*EXERCISE GOAL*. Every line of the material is to be repeated exactly as it stands.

*MATERIAL*.
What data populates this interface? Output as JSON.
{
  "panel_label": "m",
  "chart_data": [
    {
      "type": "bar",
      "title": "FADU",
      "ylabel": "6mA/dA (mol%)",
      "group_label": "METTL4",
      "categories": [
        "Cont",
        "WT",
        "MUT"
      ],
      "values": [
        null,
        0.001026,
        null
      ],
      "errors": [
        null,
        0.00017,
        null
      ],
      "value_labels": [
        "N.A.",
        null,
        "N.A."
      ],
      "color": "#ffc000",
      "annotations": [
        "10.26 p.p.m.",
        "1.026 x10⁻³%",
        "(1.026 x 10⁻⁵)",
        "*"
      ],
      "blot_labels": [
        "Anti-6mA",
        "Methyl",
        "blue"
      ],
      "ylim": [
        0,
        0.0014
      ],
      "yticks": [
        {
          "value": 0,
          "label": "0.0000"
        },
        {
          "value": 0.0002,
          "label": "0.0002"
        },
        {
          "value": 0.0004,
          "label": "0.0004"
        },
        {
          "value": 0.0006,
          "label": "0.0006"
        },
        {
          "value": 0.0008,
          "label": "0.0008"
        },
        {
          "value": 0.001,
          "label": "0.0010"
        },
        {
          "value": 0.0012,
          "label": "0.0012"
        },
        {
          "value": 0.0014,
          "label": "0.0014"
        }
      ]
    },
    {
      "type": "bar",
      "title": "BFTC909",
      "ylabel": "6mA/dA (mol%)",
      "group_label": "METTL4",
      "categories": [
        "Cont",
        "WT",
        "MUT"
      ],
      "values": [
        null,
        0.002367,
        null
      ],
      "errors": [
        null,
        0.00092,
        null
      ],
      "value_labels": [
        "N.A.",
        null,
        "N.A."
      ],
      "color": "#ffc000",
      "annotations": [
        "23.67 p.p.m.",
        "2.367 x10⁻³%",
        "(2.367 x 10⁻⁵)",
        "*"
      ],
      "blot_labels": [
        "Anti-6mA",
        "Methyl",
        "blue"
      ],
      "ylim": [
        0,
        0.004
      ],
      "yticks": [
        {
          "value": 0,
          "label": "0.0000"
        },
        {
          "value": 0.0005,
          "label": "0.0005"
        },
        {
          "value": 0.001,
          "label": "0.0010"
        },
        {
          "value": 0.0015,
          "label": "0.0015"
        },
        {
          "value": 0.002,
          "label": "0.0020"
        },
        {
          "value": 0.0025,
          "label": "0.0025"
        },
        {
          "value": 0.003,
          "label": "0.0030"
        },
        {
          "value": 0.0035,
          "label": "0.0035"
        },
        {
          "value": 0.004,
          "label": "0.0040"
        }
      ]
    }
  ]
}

*RESULT OF THE EXERCISE*.
What data populates this interface? Output as JSON.
{
  "panel_label": "m",
  "chart_data": [
    {
      "type": "bar",
      "title": "FADU",
      "ylabel": "6mA/dA (mol%)",
      "group_label": "METTL4",
      "categories": [
        "Cont",
        "WT",
        "MUT"
      ],
      "values": [
        null,
        0.001026,
        null
      ],
      "errors": [
        null,
        0.00017,
        null
      ],
      "value_labels": [
        "N.A.",
        null,
        "N.A."
      ],
      "color": "#ffc000",
      "annotations": [
        "10.26 p.p.m.",
        "1.026 x10⁻³%",
        "(1.026 x 10⁻⁵)",
        "*"
      ],
      "blot_labels": [
        "Anti-6mA",
        "Methyl",
        "blue"
      ],
      "ylim": [
        0,
        0.0014
      ],
      "yticks": [
        {
          "value": 0,
          "label": "0.0000"
        },
        {
          "value": 0.0002,
          "label": "0.0002"
        },
        {
          "value": 0.0004,
          "label": "0.0004"
        },
        {
          "value": 0.0006,
          "label": "0.0006"
        },
        {
          "value": 0.0008,
          "label": "0.0008"
        },
        {
          "value": 0.001,
          "label": "0.0010"
        },
        {
          "value": 0.0012,
          "label": "0.0012"
        },
        {
          "value": 0.0014,
          "label": "0.0014"
        }
      ]
    },
    {
      "type": "bar",
      "title": "BFTC909",
      "ylabel": "6mA/dA (mol%)",
      "group_label": "METTL4",
      "categories": [
        "Cont",
        "WT",
        "MUT"
      ],
      "values": [
        null,
        0.002367,
        null
      ],
      "errors": [
        null,
        0.00092,
        null
      ],
      "value_labels": [
        "N.A.",
        null,
        "N.A."
      ],
      "color": "#ffc000",
      "annotations": [
        "23.67 p.p.m.",
        "2.367 x10⁻³%",
        "(2.367 x 10⁻⁵)",
        "*"
      ],
      "blot_labels": [
        "Anti-6mA",
        "Methyl",
        "blue"
      ],
      "ylim": [
        0,
        0.004
      ],
      "yticks": [
        {
          "value": 0,
          "label": "0.0000"
        },
        {
          "value": 0.0005,
          "label": "0.0005"
        },
        {
          "value": 0.001,
          "label": "0.0010"
        },
        {
          "value": 0.0015,
          "label": "0.0015"
        },
        {
          "value": 0.002,
          "label": "0.0020"
        },
        {
          "value": 0.0025,
          "label": "0.0025"
        },
        {
          "value": 0.003,
          "label": "0.0030"
        },
        {
          "value": 0.0035,
          "label": "0.0035"
        },
        {
          "value": 0.004,
          "label": "0.0040"
        }
      ]
    }
  ]
}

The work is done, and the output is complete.